## Provided material
------------------------------------------------

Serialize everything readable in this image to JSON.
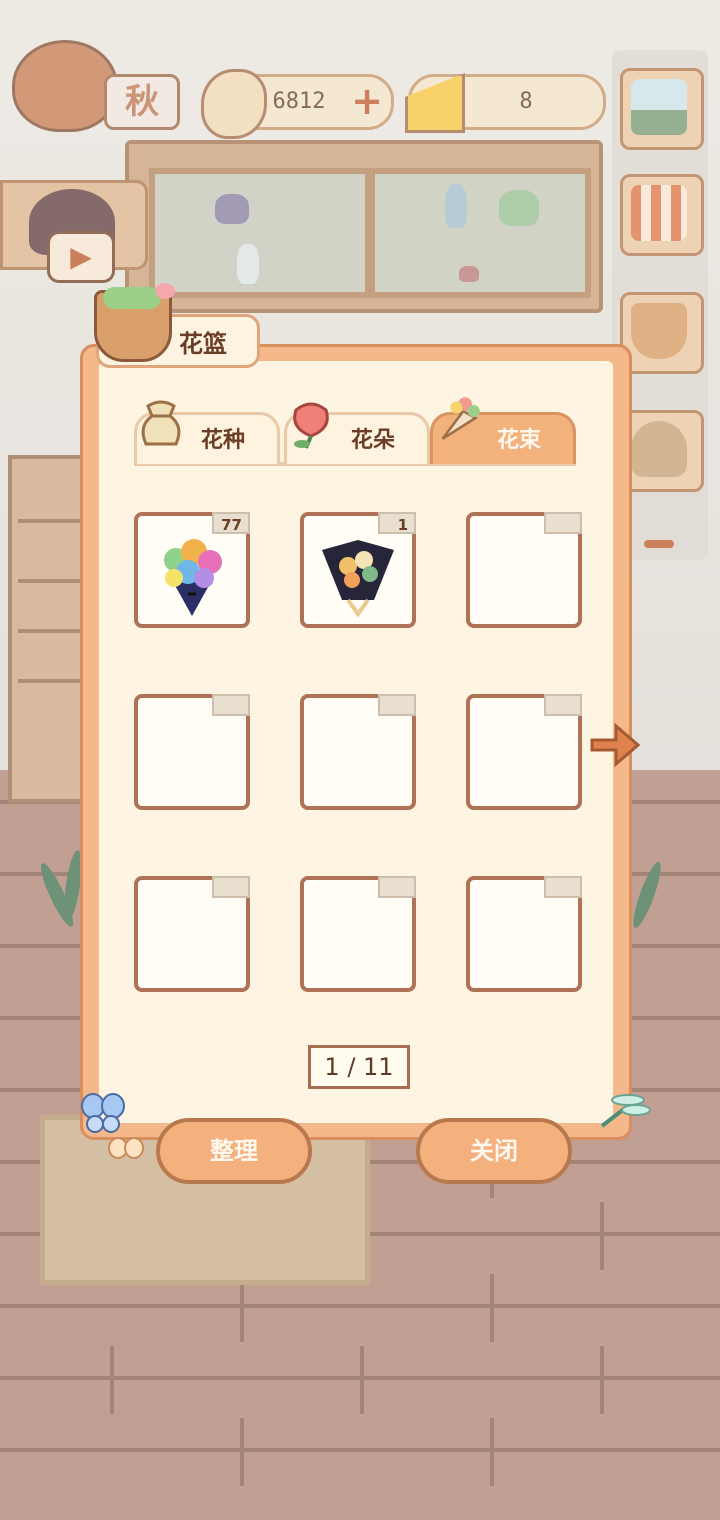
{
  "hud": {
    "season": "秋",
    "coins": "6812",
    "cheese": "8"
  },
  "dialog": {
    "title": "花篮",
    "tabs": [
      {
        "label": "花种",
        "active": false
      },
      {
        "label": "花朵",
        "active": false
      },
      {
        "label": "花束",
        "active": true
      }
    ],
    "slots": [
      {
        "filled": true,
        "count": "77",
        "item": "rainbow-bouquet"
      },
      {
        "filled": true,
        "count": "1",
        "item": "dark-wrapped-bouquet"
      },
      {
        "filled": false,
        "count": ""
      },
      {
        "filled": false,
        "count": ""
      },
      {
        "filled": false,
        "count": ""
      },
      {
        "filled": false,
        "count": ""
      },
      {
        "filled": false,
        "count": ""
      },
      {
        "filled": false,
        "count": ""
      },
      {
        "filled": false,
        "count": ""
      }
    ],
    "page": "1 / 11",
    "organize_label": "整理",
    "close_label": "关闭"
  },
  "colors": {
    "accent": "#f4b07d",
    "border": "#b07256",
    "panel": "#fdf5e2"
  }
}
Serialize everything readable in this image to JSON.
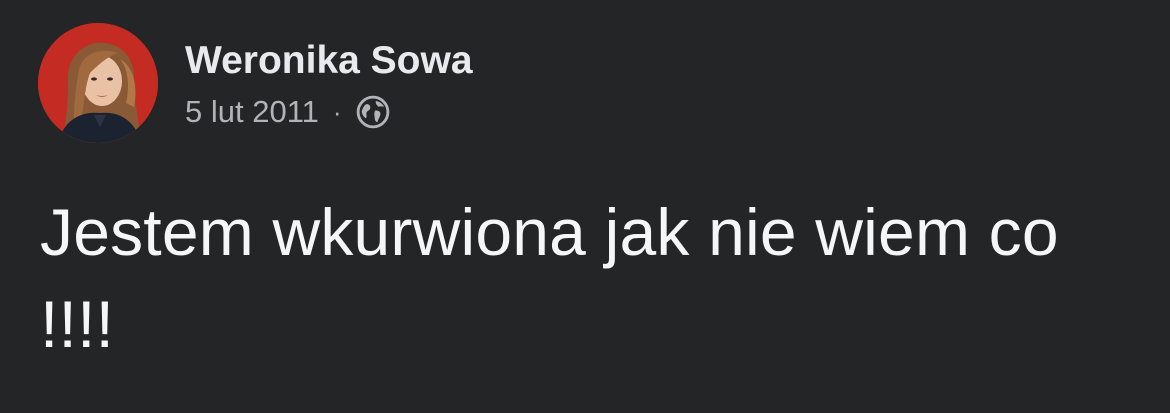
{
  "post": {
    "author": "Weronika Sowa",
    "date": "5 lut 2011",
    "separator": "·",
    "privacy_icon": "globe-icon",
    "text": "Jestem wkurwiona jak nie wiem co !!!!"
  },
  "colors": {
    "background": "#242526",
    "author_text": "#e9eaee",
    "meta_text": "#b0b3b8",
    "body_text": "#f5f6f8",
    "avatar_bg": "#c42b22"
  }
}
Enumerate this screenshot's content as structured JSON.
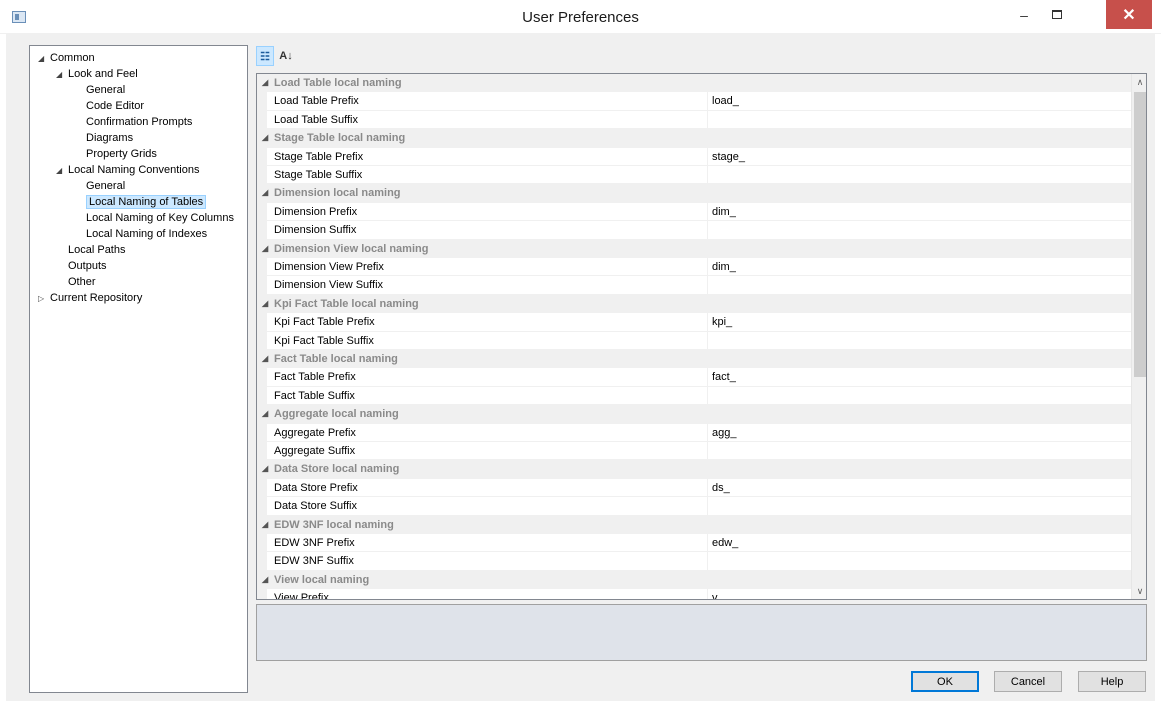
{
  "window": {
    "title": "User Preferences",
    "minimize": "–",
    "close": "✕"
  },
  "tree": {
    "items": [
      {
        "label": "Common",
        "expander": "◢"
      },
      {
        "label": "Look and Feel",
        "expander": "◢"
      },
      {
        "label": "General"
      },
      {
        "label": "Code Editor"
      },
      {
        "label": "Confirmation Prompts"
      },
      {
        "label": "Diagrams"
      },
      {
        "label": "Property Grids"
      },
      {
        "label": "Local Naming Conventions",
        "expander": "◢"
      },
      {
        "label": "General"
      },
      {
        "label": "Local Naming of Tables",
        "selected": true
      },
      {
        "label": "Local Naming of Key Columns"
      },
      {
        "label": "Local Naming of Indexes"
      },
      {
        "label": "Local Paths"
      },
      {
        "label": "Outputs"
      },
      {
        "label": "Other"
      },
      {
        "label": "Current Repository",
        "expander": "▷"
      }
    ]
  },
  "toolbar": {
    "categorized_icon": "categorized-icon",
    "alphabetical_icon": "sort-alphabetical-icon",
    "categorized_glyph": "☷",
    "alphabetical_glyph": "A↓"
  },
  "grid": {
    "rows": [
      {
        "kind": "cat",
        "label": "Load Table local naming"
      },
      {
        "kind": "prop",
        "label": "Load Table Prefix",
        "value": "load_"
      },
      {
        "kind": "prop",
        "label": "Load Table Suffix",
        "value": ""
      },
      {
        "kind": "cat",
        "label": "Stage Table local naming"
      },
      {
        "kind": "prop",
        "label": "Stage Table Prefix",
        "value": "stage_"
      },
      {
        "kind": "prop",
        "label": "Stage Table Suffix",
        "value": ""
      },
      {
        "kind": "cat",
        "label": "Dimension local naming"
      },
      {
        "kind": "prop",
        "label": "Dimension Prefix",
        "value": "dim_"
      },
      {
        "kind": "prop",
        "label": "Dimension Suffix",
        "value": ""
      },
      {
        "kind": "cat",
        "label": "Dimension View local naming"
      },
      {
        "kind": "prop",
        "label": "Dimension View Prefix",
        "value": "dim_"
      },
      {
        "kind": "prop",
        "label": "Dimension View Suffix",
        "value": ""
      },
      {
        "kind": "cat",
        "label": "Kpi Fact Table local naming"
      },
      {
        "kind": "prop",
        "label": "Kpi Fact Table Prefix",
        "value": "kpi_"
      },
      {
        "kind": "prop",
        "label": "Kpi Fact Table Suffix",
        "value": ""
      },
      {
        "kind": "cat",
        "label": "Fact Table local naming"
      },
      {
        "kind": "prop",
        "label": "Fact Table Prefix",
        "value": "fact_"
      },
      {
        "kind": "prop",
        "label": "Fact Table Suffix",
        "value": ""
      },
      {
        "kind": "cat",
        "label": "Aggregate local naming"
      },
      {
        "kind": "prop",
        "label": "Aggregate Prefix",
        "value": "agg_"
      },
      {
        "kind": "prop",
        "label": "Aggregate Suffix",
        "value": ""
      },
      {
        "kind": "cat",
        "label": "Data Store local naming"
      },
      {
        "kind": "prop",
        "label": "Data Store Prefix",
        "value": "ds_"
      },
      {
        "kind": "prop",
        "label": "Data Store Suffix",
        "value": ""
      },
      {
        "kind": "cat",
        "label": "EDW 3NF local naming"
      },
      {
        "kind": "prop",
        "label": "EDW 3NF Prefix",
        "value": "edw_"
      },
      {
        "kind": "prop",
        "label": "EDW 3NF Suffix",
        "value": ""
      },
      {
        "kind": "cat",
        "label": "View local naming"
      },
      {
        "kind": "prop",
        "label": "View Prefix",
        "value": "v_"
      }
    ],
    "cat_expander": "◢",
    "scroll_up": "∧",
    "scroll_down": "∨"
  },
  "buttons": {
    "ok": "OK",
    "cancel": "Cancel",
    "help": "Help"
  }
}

------------------------------------------------

## Set task
Go through the listing above and write it out again exactly, dropping the pictures.

## Answer to the exercise
Serialize everything readable in this image to JSON.
{
  "hud": {
    "season": "秋",
    "coins": "6812",
    "cheese": "8"
  },
  "dialog": {
    "title": "花篮",
    "tabs": [
      {
        "label": "花种",
        "active": false
      },
      {
        "label": "花朵",
        "active": false
      },
      {
        "label": "花束",
        "active": true
      }
    ],
    "slots": [
      {
        "filled": true,
        "count": "77",
        "item": "rainbow-bouquet"
      },
      {
        "filled": true,
        "count": "1",
        "item": "dark-wrapped-bouquet"
      },
      {
        "filled": false,
        "count": ""
      },
      {
        "filled": false,
        "count": ""
      },
      {
        "filled": false,
        "count": ""
      },
      {
        "filled": false,
        "count": ""
      },
      {
        "filled": false,
        "count": ""
      },
      {
        "filled": false,
        "count": ""
      },
      {
        "filled": false,
        "count": ""
      }
    ],
    "page": "1 / 11",
    "organize_label": "整理",
    "close_label": "关闭"
  },
  "colors": {
    "accent": "#f4b07d",
    "border": "#b07256",
    "panel": "#fdf5e2"
  }
}
Serialize everything readable in this image to JSON.
{
  "post": {
    "author": "Weronika Sowa",
    "date": "5 lut 2011",
    "separator": "·",
    "privacy_icon": "globe-icon",
    "text": "Jestem wkurwiona jak nie wiem co !!!!"
  },
  "colors": {
    "background": "#242526",
    "author_text": "#e9eaee",
    "meta_text": "#b0b3b8",
    "body_text": "#f5f6f8",
    "avatar_bg": "#c42b22"
  }
}
Enumerate this screenshot's content as structured JSON.
{
  "window": {
    "title": "User Preferences",
    "minimize": "–",
    "close": "✕"
  },
  "tree": {
    "items": [
      {
        "label": "Common",
        "expander": "◢"
      },
      {
        "label": "Look and Feel",
        "expander": "◢"
      },
      {
        "label": "General"
      },
      {
        "label": "Code Editor"
      },
      {
        "label": "Confirmation Prompts"
      },
      {
        "label": "Diagrams"
      },
      {
        "label": "Property Grids"
      },
      {
        "label": "Local Naming Conventions",
        "expander": "◢"
      },
      {
        "label": "General"
      },
      {
        "label": "Local Naming of Tables",
        "selected": true
      },
      {
        "label": "Local Naming of Key Columns"
      },
      {
        "label": "Local Naming of Indexes"
      },
      {
        "label": "Local Paths"
      },
      {
        "label": "Outputs"
      },
      {
        "label": "Other"
      },
      {
        "label": "Current Repository",
        "expander": "▷"
      }
    ]
  },
  "toolbar": {
    "categorized_icon": "categorized-icon",
    "alphabetical_icon": "sort-alphabetical-icon",
    "categorized_glyph": "☷",
    "alphabetical_glyph": "A↓"
  },
  "grid": {
    "rows": [
      {
        "kind": "cat",
        "label": "Load Table local naming"
      },
      {
        "kind": "prop",
        "label": "Load Table Prefix",
        "value": "load_"
      },
      {
        "kind": "prop",
        "label": "Load Table Suffix",
        "value": ""
      },
      {
        "kind": "cat",
        "label": "Stage Table local naming"
      },
      {
        "kind": "prop",
        "label": "Stage Table Prefix",
        "value": "stage_"
      },
      {
        "kind": "prop",
        "label": "Stage Table Suffix",
        "value": ""
      },
      {
        "kind": "cat",
        "label": "Dimension local naming"
      },
      {
        "kind": "prop",
        "label": "Dimension Prefix",
        "value": "dim_"
      },
      {
        "kind": "prop",
        "label": "Dimension Suffix",
        "value": ""
      },
      {
        "kind": "cat",
        "label": "Dimension View local naming"
      },
      {
        "kind": "prop",
        "label": "Dimension View Prefix",
        "value": "dim_"
      },
      {
        "kind": "prop",
        "label": "Dimension View Suffix",
        "value": ""
      },
      {
        "kind": "cat",
        "label": "Kpi Fact Table local naming"
      },
      {
        "kind": "prop",
        "label": "Kpi Fact Table Prefix",
        "value": "kpi_"
      },
      {
        "kind": "prop",
        "label": "Kpi Fact Table Suffix",
        "value": ""
      },
      {
        "kind": "cat",
        "label": "Fact Table local naming"
      },
      {
        "kind": "prop",
        "label": "Fact Table Prefix",
        "value": "fact_"
      },
      {
        "kind": "prop",
        "label": "Fact Table Suffix",
        "value": ""
      },
      {
        "kind": "cat",
        "label": "Aggregate local naming"
      },
      {
        "kind": "prop",
        "label": "Aggregate Prefix",
        "value": "agg_"
      },
      {
        "kind": "prop",
        "label": "Aggregate Suffix",
        "value": ""
      },
      {
        "kind": "cat",
        "label": "Data Store local naming"
      },
      {
        "kind": "prop",
        "label": "Data Store Prefix",
        "value": "ds_"
      },
      {
        "kind": "prop",
        "label": "Data Store Suffix",
        "value": ""
      },
      {
        "kind": "cat",
        "label": "EDW 3NF local naming"
      },
      {
        "kind": "prop",
        "label": "EDW 3NF Prefix",
        "value": "edw_"
      },
      {
        "kind": "prop",
        "label": "EDW 3NF Suffix",
        "value": ""
      },
      {
        "kind": "cat",
        "label": "View local naming"
      },
      {
        "kind": "prop",
        "label": "View Prefix",
        "value": "v_"
      }
    ],
    "cat_expander": "◢",
    "scroll_up": "∧",
    "scroll_down": "∨"
  },
  "buttons": {
    "ok": "OK",
    "cancel": "Cancel",
    "help": "Help"
  }
}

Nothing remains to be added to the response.